Extracted records:
--- start ---
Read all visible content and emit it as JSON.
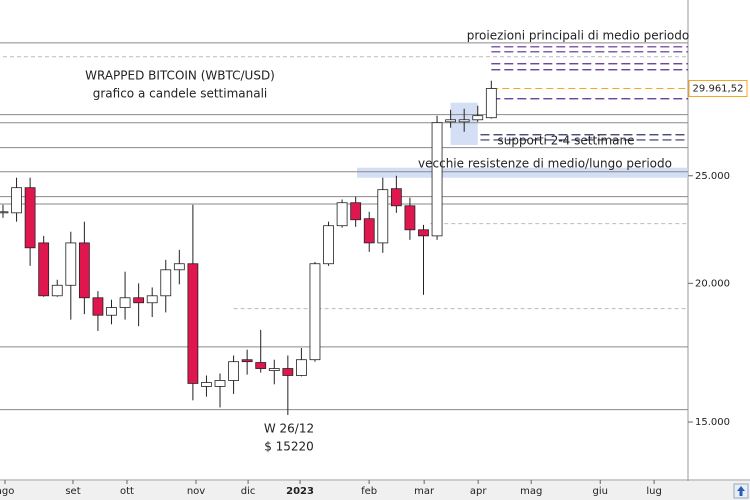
{
  "chart_data": {
    "type": "candlestick",
    "title": "WRAPPED BITCOIN (WBTC/USD)",
    "subtitle": "grafico a candele settimanali",
    "log_scale": true,
    "x": [
      0,
      1,
      2,
      3,
      4,
      5,
      6,
      7,
      8,
      9,
      10,
      11,
      12,
      13,
      14,
      15,
      16,
      17,
      18,
      19,
      20,
      21,
      22,
      23,
      24,
      25,
      26,
      27,
      28,
      29,
      30,
      31,
      32,
      33,
      34,
      35,
      36
    ],
    "open": [
      23150,
      23150,
      24390,
      21750,
      19490,
      19920,
      21750,
      19410,
      18720,
      19020,
      19410,
      19210,
      19490,
      20570,
      20830,
      16150,
      16150,
      16350,
      17070,
      16970,
      16690,
      16760,
      16520,
      17070,
      20830,
      22540,
      23640,
      22870,
      21750,
      24340,
      23490,
      22350,
      22070,
      27960,
      27960,
      28080,
      28200
    ],
    "high": [
      23540,
      24900,
      24900,
      22070,
      20150,
      22260,
      22730,
      19680,
      19330,
      20490,
      20000,
      19830,
      21000,
      21440,
      23540,
      16520,
      16590,
      17220,
      17430,
      18160,
      17070,
      17220,
      17490,
      20910,
      22730,
      23800,
      23940,
      23200,
      24900,
      25000,
      23890,
      22580,
      28320,
      28670,
      28730,
      28910,
      30450
    ],
    "low": [
      22910,
      22730,
      20740,
      19450,
      19450,
      18550,
      18760,
      18120,
      18370,
      18550,
      18300,
      18650,
      18830,
      19960,
      15690,
      15810,
      15460,
      15900,
      16550,
      16620,
      16220,
      15220,
      16490,
      17000,
      20740,
      22450,
      22490,
      21350,
      21310,
      23150,
      21890,
      19530,
      21890,
      27620,
      27390,
      27960,
      28150
    ],
    "close": [
      23200,
      24390,
      21530,
      19490,
      19920,
      21750,
      19410,
      18720,
      19020,
      19410,
      19210,
      19490,
      20570,
      20830,
      16250,
      16280,
      16350,
      17000,
      17000,
      16760,
      16760,
      16520,
      17070,
      20830,
      22540,
      23640,
      22820,
      21750,
      24290,
      23490,
      22350,
      22070,
      27910,
      28080,
      28080,
      28320,
      29960
    ],
    "up_color": "#ffffff",
    "down_color": "#e0174f",
    "ylim": [
      13300,
      36000
    ],
    "yticks": [
      {
        "value": 15000,
        "label": "15.000"
      },
      {
        "value": 20000,
        "label": "20.000"
      },
      {
        "value": 25000,
        "label": "25.000"
      }
    ],
    "xlim": [
      -0.22,
      50.5
    ],
    "xticks": [
      {
        "value": 0.15,
        "label": "ago"
      },
      {
        "value": 5.16,
        "label": "set"
      },
      {
        "value": 9.14,
        "label": "ott"
      },
      {
        "value": 14.23,
        "label": "nov"
      },
      {
        "value": 18.07,
        "label": "dic"
      },
      {
        "value": 21.9,
        "label": "2023"
      },
      {
        "value": 26.99,
        "label": "feb"
      },
      {
        "value": 31.05,
        "label": "mar"
      },
      {
        "value": 35.03,
        "label": "apr"
      },
      {
        "value": 38.94,
        "label": "mag"
      },
      {
        "value": 44.03,
        "label": "giu"
      },
      {
        "value": 48.0,
        "label": "lug"
      }
    ],
    "last_price": {
      "value": 29961.52,
      "label": "29.961,52",
      "color": "#f5a623"
    },
    "levels": {
      "color": "#8a8a8a",
      "values": [
        32940,
        28380,
        27910,
        26500,
        25210,
        23940,
        23580,
        17530,
        15390
      ]
    },
    "dashed_levels": {
      "color": "#bbbbbb",
      "values": [
        32000,
        22640,
        18980
      ],
      "x_from": [
        0,
        31.5,
        17
      ]
    },
    "projections": {
      "label": "proiezioni principali di medio periodo",
      "color": "#5a2d91",
      "values": [
        32670,
        32330,
        31540,
        31150,
        29330
      ],
      "x_from": 36
    },
    "supports": {
      "label": "supporti 2-4 settimane",
      "color": "#333366",
      "values": [
        27220,
        26930
      ],
      "x_from": 35.2
    },
    "resistance_zone": {
      "label": "vecchie resistenze di medio/lungo periodo",
      "color": "#c9d7f2",
      "range": [
        24900,
        25420
      ],
      "x_from": 26.1
    },
    "support_box": {
      "color": "#c9d7f2",
      "range": [
        26650,
        29090
      ],
      "x": [
        33,
        35
      ]
    },
    "low_annotation": [
      "W 26/12",
      "$ 15220"
    ]
  }
}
--- end ---
▶ [Set task]: From the records given above, copy all lines containing "periodo".

▶ [Solution]:
      "label": "proiezioni principali di medio periodo",
      "label": "vecchie resistenze di medio/lungo periodo",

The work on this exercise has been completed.